◆ GIVEN REQUEST ◆
Take the listing and print it in full, exactly as given.

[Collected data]
---

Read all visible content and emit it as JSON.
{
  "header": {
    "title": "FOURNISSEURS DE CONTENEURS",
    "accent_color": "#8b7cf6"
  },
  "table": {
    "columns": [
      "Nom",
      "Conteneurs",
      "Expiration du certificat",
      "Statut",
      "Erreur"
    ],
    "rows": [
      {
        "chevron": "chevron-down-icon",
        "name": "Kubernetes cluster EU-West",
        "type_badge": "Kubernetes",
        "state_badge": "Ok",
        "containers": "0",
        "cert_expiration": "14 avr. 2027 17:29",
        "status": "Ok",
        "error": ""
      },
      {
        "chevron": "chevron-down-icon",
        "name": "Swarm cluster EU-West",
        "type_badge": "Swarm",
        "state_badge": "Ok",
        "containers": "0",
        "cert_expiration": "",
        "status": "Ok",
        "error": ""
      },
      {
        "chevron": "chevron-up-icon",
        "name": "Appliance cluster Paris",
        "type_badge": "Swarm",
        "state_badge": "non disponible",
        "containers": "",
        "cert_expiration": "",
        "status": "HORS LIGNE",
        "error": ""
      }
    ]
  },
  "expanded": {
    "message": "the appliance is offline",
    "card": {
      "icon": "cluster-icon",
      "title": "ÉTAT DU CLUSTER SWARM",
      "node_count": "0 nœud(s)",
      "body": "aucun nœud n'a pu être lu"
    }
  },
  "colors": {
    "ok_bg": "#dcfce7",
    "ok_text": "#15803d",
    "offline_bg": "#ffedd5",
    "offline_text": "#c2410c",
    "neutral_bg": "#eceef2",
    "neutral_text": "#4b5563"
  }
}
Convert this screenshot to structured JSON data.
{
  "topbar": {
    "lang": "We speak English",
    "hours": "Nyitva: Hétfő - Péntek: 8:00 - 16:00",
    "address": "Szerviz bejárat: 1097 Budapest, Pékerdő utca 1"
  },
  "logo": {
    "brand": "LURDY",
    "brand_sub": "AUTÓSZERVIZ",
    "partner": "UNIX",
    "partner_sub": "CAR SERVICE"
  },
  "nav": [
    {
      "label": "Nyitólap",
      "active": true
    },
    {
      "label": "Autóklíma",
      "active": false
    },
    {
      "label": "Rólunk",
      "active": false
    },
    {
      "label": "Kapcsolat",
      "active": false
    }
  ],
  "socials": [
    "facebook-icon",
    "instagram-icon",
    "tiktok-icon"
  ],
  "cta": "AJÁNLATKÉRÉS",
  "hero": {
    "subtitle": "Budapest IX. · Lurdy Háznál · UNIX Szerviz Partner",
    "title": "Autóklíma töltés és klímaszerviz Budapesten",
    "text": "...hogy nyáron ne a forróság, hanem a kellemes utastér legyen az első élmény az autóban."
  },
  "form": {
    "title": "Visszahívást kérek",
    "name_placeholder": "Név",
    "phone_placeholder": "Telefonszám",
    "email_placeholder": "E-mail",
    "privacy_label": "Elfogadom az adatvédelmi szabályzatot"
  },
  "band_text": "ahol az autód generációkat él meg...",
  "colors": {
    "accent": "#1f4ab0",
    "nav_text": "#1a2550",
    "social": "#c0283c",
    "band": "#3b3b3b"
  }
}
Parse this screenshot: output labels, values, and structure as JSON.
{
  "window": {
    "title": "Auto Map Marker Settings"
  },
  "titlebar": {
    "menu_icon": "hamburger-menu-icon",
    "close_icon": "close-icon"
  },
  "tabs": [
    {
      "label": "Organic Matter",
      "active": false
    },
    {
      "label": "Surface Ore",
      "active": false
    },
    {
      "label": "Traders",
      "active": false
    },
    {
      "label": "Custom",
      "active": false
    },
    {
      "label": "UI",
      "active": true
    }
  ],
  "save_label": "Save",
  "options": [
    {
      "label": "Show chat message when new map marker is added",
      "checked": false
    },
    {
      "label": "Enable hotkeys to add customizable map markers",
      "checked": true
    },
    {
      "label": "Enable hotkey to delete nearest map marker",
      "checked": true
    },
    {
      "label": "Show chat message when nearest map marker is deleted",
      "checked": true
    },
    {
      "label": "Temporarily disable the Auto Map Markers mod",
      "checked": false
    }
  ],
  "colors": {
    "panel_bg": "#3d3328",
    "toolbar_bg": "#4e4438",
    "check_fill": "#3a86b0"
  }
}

---

◆ SOLUTION FOR THIS EXERCISE ◆
Read all visible content and emit it as JSON.
{
  "header": {
    "title": "FOURNISSEURS DE CONTENEURS",
    "accent_color": "#8b7cf6"
  },
  "table": {
    "columns": [
      "Nom",
      "Conteneurs",
      "Expiration du certificat",
      "Statut",
      "Erreur"
    ],
    "rows": [
      {
        "chevron": "chevron-down-icon",
        "name": "Kubernetes cluster EU-West",
        "type_badge": "Kubernetes",
        "state_badge": "Ok",
        "containers": "0",
        "cert_expiration": "14 avr. 2027 17:29",
        "status": "Ok",
        "error": ""
      },
      {
        "chevron": "chevron-down-icon",
        "name": "Swarm cluster EU-West",
        "type_badge": "Swarm",
        "state_badge": "Ok",
        "containers": "0",
        "cert_expiration": "",
        "status": "Ok",
        "error": ""
      },
      {
        "chevron": "chevron-up-icon",
        "name": "Appliance cluster Paris",
        "type_badge": "Swarm",
        "state_badge": "non disponible",
        "containers": "",
        "cert_expiration": "",
        "status": "HORS LIGNE",
        "error": ""
      }
    ]
  },
  "expanded": {
    "message": "the appliance is offline",
    "card": {
      "icon": "cluster-icon",
      "title": "ÉTAT DU CLUSTER SWARM",
      "node_count": "0 nœud(s)",
      "body": "aucun nœud n'a pu être lu"
    }
  },
  "colors": {
    "ok_bg": "#dcfce7",
    "ok_text": "#15803d",
    "offline_bg": "#ffedd5",
    "offline_text": "#c2410c",
    "neutral_bg": "#eceef2",
    "neutral_text": "#4b5563"
  }
}
Convert this screenshot to structured JSON data.
{
  "topbar": {
    "lang": "We speak English",
    "hours": "Nyitva: Hétfő - Péntek: 8:00 - 16:00",
    "address": "Szerviz bejárat: 1097 Budapest, Pékerdő utca 1"
  },
  "logo": {
    "brand": "LURDY",
    "brand_sub": "AUTÓSZERVIZ",
    "partner": "UNIX",
    "partner_sub": "CAR SERVICE"
  },
  "nav": [
    {
      "label": "Nyitólap",
      "active": true
    },
    {
      "label": "Autóklíma",
      "active": false
    },
    {
      "label": "Rólunk",
      "active": false
    },
    {
      "label": "Kapcsolat",
      "active": false
    }
  ],
  "socials": [
    "facebook-icon",
    "instagram-icon",
    "tiktok-icon"
  ],
  "cta": "AJÁNLATKÉRÉS",
  "hero": {
    "subtitle": "Budapest IX. · Lurdy Háznál · UNIX Szerviz Partner",
    "title": "Autóklíma töltés és klímaszerviz Budapesten",
    "text": "...hogy nyáron ne a forróság, hanem a kellemes utastér legyen az első élmény az autóban."
  },
  "form": {
    "title": "Visszahívást kérek",
    "name_placeholder": "Név",
    "phone_placeholder": "Telefonszám",
    "email_placeholder": "E-mail",
    "privacy_label": "Elfogadom az adatvédelmi szabályzatot"
  },
  "band_text": "ahol az autód generációkat él meg...",
  "colors": {
    "accent": "#1f4ab0",
    "nav_text": "#1a2550",
    "social": "#c0283c",
    "band": "#3b3b3b"
  }
}
Parse this screenshot: output labels, values, and structure as JSON.
{
  "window": {
    "title": "Auto Map Marker Settings"
  },
  "titlebar": {
    "menu_icon": "hamburger-menu-icon",
    "close_icon": "close-icon"
  },
  "tabs": [
    {
      "label": "Organic Matter",
      "active": false
    },
    {
      "label": "Surface Ore",
      "active": false
    },
    {
      "label": "Traders",
      "active": false
    },
    {
      "label": "Custom",
      "active": false
    },
    {
      "label": "UI",
      "active": true
    }
  ],
  "save_label": "Save",
  "options": [
    {
      "label": "Show chat message when new map marker is added",
      "checked": false
    },
    {
      "label": "Enable hotkeys to add customizable map markers",
      "checked": true
    },
    {
      "label": "Enable hotkey to delete nearest map marker",
      "checked": true
    },
    {
      "label": "Show chat message when nearest map marker is deleted",
      "checked": true
    },
    {
      "label": "Temporarily disable the Auto Map Markers mod",
      "checked": false
    }
  ],
  "colors": {
    "panel_bg": "#3d3328",
    "toolbar_bg": "#4e4438",
    "check_fill": "#3a86b0"
  }
}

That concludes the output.